*Stated task*. Scan the data below for the string "Crime". Show every line where it turns up.

(Figure contents as structured data)
┌────────

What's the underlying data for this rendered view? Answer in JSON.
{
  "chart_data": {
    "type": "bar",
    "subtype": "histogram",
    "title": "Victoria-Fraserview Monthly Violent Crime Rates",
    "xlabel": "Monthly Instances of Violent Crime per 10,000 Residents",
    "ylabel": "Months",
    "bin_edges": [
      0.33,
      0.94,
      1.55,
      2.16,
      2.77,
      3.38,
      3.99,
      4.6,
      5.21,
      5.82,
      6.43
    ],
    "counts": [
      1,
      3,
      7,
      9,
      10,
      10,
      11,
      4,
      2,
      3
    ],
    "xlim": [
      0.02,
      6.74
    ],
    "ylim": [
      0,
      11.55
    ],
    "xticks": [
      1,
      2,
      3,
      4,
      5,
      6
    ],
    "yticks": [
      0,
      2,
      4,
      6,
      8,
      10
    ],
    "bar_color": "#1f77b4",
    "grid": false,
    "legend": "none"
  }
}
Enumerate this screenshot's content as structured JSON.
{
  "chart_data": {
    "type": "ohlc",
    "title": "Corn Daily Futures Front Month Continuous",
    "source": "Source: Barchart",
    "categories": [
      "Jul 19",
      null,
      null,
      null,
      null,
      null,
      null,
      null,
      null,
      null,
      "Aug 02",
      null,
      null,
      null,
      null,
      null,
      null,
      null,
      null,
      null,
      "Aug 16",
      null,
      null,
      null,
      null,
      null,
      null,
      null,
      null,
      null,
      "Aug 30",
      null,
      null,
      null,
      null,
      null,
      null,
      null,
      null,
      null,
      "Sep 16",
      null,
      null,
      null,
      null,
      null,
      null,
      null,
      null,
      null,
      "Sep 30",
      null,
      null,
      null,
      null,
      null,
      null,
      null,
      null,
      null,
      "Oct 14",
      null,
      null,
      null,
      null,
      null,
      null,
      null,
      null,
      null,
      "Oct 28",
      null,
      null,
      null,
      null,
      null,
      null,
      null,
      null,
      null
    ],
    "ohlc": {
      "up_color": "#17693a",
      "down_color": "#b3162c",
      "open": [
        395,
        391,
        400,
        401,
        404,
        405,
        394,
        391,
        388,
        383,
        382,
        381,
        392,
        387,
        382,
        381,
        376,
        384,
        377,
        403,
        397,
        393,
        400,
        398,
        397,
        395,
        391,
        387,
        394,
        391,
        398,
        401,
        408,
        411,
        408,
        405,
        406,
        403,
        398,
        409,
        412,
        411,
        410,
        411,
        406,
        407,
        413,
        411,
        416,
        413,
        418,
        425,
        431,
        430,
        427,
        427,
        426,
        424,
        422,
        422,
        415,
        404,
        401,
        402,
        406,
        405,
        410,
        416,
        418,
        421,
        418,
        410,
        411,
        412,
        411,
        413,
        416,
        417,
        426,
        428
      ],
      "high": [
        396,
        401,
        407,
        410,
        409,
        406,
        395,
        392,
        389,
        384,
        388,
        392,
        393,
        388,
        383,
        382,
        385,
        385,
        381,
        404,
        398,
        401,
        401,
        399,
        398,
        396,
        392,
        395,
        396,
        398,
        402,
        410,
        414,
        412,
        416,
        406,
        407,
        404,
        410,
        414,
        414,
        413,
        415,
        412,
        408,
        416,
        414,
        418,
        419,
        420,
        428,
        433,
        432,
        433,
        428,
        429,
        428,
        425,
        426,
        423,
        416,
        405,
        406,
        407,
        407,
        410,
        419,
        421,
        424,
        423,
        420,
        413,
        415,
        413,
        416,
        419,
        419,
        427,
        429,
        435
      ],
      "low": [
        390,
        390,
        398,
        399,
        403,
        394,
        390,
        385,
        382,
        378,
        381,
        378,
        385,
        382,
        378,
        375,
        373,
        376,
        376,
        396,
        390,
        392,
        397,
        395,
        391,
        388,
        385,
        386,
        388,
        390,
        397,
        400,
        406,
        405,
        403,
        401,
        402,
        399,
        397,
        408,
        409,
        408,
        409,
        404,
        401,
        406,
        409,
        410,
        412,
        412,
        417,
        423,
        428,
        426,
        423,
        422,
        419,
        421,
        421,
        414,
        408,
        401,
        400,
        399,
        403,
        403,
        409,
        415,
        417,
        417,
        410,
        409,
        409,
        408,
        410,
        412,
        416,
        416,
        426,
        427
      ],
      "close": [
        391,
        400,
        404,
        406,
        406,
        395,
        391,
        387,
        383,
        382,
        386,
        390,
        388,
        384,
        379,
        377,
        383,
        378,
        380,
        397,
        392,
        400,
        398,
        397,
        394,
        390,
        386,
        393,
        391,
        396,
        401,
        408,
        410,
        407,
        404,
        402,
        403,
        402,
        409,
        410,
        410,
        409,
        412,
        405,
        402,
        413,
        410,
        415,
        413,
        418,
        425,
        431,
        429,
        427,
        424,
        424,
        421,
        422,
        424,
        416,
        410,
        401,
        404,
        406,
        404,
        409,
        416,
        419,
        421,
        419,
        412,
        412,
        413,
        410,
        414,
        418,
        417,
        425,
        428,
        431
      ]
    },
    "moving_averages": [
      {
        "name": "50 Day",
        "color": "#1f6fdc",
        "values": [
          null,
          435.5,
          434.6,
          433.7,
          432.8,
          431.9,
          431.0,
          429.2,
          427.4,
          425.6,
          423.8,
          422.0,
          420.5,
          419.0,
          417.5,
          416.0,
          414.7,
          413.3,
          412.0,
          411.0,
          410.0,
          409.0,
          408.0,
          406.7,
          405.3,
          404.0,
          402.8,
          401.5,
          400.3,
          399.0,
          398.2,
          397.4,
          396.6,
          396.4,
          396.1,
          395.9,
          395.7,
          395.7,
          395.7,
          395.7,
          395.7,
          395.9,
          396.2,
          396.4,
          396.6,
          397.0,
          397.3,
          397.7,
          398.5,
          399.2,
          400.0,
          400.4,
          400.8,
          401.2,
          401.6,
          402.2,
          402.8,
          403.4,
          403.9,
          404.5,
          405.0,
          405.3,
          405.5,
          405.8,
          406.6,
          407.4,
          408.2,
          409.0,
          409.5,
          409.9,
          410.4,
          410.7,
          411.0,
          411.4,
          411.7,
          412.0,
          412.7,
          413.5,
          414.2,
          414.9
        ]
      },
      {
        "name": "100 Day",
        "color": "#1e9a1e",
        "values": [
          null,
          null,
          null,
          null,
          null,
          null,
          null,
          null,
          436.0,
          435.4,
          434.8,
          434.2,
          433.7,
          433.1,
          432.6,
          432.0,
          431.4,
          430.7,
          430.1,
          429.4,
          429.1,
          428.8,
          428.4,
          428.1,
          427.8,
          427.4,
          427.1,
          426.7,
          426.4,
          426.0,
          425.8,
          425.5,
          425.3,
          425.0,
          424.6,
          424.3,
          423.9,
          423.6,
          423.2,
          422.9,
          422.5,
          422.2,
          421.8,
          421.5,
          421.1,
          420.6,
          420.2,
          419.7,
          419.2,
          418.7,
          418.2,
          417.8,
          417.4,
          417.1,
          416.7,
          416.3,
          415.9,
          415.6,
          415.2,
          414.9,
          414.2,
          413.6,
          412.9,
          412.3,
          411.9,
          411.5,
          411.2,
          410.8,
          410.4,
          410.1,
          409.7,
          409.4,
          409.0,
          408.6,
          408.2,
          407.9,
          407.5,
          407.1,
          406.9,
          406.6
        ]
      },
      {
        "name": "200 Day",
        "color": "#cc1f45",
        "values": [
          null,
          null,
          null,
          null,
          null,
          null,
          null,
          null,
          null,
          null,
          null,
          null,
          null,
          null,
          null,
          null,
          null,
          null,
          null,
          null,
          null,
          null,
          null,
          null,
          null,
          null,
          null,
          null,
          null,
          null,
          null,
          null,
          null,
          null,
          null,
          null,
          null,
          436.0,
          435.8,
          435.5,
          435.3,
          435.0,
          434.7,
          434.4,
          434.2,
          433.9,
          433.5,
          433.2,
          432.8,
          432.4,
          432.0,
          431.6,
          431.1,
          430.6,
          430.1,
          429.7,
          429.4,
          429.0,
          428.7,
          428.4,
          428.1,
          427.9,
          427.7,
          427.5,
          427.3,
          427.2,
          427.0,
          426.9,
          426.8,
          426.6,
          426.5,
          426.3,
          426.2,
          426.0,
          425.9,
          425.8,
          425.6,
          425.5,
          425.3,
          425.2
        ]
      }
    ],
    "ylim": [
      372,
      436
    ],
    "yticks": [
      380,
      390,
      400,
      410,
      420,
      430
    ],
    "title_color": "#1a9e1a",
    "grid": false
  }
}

└────────
┌────────

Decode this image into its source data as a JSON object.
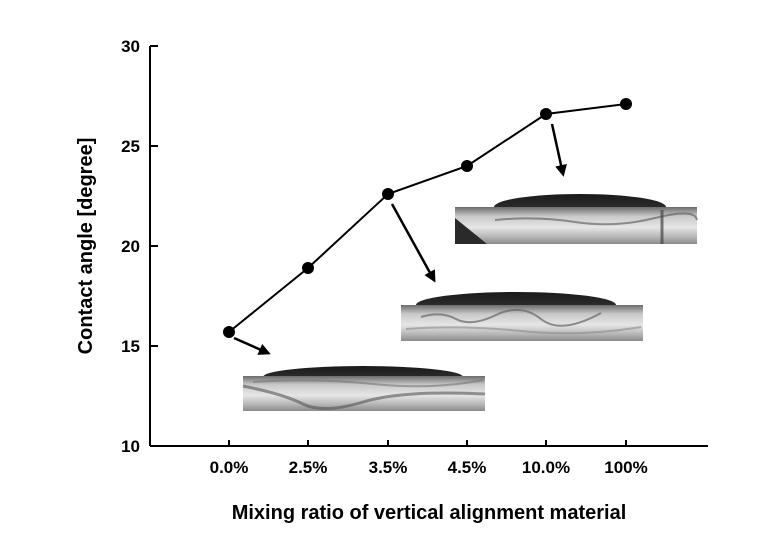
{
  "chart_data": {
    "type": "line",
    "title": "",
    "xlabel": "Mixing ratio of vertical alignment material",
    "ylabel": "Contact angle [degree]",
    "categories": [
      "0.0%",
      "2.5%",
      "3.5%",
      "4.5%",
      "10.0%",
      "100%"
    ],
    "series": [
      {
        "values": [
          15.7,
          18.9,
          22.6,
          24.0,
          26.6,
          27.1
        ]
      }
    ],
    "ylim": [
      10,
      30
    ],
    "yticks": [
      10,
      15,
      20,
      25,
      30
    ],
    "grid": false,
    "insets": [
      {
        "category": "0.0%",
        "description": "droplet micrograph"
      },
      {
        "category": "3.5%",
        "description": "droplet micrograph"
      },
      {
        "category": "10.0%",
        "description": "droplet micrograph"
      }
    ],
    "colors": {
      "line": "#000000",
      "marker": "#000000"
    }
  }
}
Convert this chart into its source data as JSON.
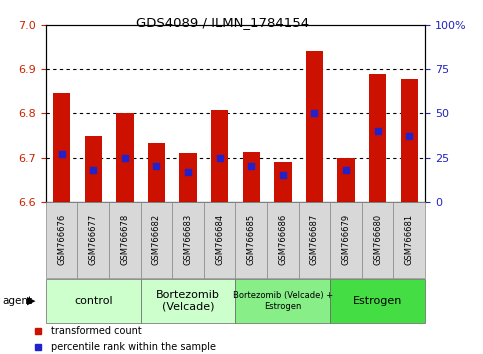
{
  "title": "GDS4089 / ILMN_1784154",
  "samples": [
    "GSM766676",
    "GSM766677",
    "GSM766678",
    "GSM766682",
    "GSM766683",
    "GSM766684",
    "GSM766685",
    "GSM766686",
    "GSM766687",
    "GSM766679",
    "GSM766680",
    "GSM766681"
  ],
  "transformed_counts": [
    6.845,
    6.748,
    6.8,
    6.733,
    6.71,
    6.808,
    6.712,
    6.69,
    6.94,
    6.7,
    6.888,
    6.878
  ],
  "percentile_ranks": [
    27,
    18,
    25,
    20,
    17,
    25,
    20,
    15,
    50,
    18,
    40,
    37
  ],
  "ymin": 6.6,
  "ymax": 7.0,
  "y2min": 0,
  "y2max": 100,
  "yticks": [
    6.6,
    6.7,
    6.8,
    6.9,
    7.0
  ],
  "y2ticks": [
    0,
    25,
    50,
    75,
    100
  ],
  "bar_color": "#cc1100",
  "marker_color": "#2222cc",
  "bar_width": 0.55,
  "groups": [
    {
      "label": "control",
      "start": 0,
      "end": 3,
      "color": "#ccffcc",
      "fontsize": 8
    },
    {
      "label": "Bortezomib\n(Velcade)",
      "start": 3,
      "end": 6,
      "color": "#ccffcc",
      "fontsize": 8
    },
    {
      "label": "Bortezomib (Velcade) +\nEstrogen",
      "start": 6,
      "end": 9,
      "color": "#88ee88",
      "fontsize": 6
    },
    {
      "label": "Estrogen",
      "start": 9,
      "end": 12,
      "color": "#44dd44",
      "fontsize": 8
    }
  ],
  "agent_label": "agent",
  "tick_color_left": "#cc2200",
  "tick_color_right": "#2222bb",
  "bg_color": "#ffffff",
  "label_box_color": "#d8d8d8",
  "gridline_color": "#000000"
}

└────────

*Reply*.
    "title": "Victoria-Fraserview Monthly Violent Crime Rates",
    "xlabel": "Monthly Instances of Violent Crime per 10,000 Residents",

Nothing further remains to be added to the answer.